*Problem description*.
Can you repeat every one of the following records line for line, with nothing changed?

*Material shown*.

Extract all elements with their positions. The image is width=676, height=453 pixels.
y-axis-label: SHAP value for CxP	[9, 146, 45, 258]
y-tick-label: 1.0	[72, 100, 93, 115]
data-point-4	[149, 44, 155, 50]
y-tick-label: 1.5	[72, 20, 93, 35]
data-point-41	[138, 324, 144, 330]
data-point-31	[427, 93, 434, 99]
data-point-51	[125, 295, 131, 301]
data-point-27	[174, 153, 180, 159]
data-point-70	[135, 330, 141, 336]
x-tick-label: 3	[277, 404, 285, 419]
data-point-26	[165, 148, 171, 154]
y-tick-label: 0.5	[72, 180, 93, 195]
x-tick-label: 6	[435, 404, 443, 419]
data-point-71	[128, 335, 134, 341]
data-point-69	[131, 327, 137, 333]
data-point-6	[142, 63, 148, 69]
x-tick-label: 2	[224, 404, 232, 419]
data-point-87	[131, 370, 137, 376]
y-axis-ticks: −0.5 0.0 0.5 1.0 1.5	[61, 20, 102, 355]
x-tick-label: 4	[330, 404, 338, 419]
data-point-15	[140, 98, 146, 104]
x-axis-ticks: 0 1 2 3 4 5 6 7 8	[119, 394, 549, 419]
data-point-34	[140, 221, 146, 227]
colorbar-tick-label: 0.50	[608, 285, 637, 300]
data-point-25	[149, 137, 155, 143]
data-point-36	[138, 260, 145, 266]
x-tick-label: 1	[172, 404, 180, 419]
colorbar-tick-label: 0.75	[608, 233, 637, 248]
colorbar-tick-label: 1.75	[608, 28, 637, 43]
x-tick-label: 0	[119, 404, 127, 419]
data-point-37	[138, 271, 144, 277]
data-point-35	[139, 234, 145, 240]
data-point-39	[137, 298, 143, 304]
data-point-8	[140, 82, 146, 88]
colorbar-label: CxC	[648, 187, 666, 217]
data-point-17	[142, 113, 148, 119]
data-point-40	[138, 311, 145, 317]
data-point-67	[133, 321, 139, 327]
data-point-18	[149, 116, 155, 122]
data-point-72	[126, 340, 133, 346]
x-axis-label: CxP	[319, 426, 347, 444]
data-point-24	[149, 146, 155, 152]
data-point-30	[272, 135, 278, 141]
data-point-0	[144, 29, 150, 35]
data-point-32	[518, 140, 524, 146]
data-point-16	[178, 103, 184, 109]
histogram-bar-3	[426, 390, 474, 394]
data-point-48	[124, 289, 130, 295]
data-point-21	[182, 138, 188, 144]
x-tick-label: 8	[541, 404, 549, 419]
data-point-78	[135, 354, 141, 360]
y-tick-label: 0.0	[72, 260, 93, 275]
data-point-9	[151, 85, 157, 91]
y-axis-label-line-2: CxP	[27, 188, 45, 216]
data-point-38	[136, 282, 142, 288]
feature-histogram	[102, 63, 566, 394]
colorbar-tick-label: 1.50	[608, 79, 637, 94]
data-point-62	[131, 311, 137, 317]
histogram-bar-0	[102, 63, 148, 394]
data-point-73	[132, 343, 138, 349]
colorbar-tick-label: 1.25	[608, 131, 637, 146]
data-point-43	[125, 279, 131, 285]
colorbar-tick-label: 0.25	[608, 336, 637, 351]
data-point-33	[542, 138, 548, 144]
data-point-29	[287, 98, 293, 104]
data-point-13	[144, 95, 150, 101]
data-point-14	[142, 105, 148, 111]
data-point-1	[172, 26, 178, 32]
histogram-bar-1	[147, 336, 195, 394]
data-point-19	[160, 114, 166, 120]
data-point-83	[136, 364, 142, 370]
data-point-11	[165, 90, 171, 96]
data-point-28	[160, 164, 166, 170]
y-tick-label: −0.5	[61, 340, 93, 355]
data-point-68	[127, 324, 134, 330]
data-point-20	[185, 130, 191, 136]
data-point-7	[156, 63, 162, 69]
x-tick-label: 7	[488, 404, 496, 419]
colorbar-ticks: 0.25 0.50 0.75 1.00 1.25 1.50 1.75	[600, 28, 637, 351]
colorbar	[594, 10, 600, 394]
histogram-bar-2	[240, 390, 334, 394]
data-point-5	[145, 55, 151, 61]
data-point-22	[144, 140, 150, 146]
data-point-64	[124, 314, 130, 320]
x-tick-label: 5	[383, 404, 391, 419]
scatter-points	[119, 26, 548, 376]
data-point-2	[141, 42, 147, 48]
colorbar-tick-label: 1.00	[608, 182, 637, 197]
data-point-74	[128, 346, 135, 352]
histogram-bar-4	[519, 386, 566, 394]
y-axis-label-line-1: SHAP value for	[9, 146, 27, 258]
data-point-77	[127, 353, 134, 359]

*The reply*.
Extract all elements with their positions. The image is width=676, height=453 pixels.
y-axis-label: SHAP value for CxP	[9, 146, 45, 258]
y-tick-label: 1.0	[72, 100, 93, 115]
data-point-4	[149, 44, 155, 50]
y-tick-label: 1.5	[72, 20, 93, 35]
data-point-41	[138, 324, 144, 330]
data-point-31	[427, 93, 434, 99]
data-point-51	[125, 295, 131, 301]
data-point-27	[174, 153, 180, 159]
data-point-70	[135, 330, 141, 336]
x-tick-label: 3	[277, 404, 285, 419]
data-point-26	[165, 148, 171, 154]
y-tick-label: 0.5	[72, 180, 93, 195]
x-tick-label: 6	[435, 404, 443, 419]
data-point-71	[128, 335, 134, 341]
data-point-69	[131, 327, 137, 333]
data-point-6	[142, 63, 148, 69]
x-tick-label: 2	[224, 404, 232, 419]
data-point-87	[131, 370, 137, 376]
y-axis-ticks: −0.5 0.0 0.5 1.0 1.5	[61, 20, 102, 355]
x-tick-label: 4	[330, 404, 338, 419]
data-point-15	[140, 98, 146, 104]
x-axis-ticks: 0 1 2 3 4 5 6 7 8	[119, 394, 549, 419]
data-point-34	[140, 221, 146, 227]
colorbar-tick-label: 0.50	[608, 285, 637, 300]
data-point-25	[149, 137, 155, 143]
data-point-36	[138, 260, 145, 266]
x-tick-label: 1	[172, 404, 180, 419]
colorbar-tick-label: 0.75	[608, 233, 637, 248]
colorbar-tick-label: 1.75	[608, 28, 637, 43]
x-tick-label: 0	[119, 404, 127, 419]
data-point-37	[138, 271, 144, 277]
data-point-35	[139, 234, 145, 240]
data-point-39	[137, 298, 143, 304]
data-point-8	[140, 82, 146, 88]
colorbar-label: CxC	[648, 187, 666, 217]
data-point-17	[142, 113, 148, 119]
data-point-40	[138, 311, 145, 317]
data-point-67	[133, 321, 139, 327]
data-point-18	[149, 116, 155, 122]
data-point-72	[126, 340, 133, 346]
x-axis-label: CxP	[319, 426, 347, 444]
data-point-24	[149, 146, 155, 152]
data-point-30	[272, 135, 278, 141]
data-point-0	[144, 29, 150, 35]
data-point-32	[518, 140, 524, 146]
data-point-16	[178, 103, 184, 109]
histogram-bar-3	[426, 390, 474, 394]
data-point-48	[124, 289, 130, 295]
data-point-21	[182, 138, 188, 144]
x-tick-label: 8	[541, 404, 549, 419]
data-point-78	[135, 354, 141, 360]
y-tick-label: 0.0	[72, 260, 93, 275]
data-point-9	[151, 85, 157, 91]
y-axis-label-line-2: CxP	[27, 188, 45, 216]
data-point-38	[136, 282, 142, 288]
feature-histogram	[102, 63, 566, 394]
colorbar-tick-label: 1.50	[608, 79, 637, 94]
data-point-62	[131, 311, 137, 317]
histogram-bar-0	[102, 63, 148, 394]
data-point-73	[132, 343, 138, 349]
colorbar-tick-label: 1.25	[608, 131, 637, 146]
data-point-43	[125, 279, 131, 285]
colorbar-tick-label: 0.25	[608, 336, 637, 351]
data-point-33	[542, 138, 548, 144]
data-point-29	[287, 98, 293, 104]
data-point-13	[144, 95, 150, 101]
data-point-14	[142, 105, 148, 111]
data-point-1	[172, 26, 178, 32]
histogram-bar-1	[147, 336, 195, 394]
data-point-19	[160, 114, 166, 120]
data-point-83	[136, 364, 142, 370]
data-point-11	[165, 90, 171, 96]
data-point-28	[160, 164, 166, 170]
y-tick-label: −0.5	[61, 340, 93, 355]
data-point-68	[127, 324, 134, 330]
data-point-20	[185, 130, 191, 136]
data-point-7	[156, 63, 162, 69]
x-tick-label: 7	[488, 404, 496, 419]
colorbar-ticks: 0.25 0.50 0.75 1.00 1.25 1.50 1.75	[600, 28, 637, 351]
colorbar	[594, 10, 600, 394]
histogram-bar-2	[240, 390, 334, 394]
data-point-5	[145, 55, 151, 61]
data-point-22	[144, 140, 150, 146]
data-point-64	[124, 314, 130, 320]
x-tick-label: 5	[383, 404, 391, 419]
scatter-points	[119, 26, 548, 376]
data-point-2	[141, 42, 147, 48]
colorbar-tick-label: 1.00	[608, 182, 637, 197]
data-point-74	[128, 346, 135, 352]
histogram-bar-4	[519, 386, 566, 394]
y-axis-label-line-1: SHAP value for	[9, 146, 27, 258]
data-point-77	[127, 353, 134, 359]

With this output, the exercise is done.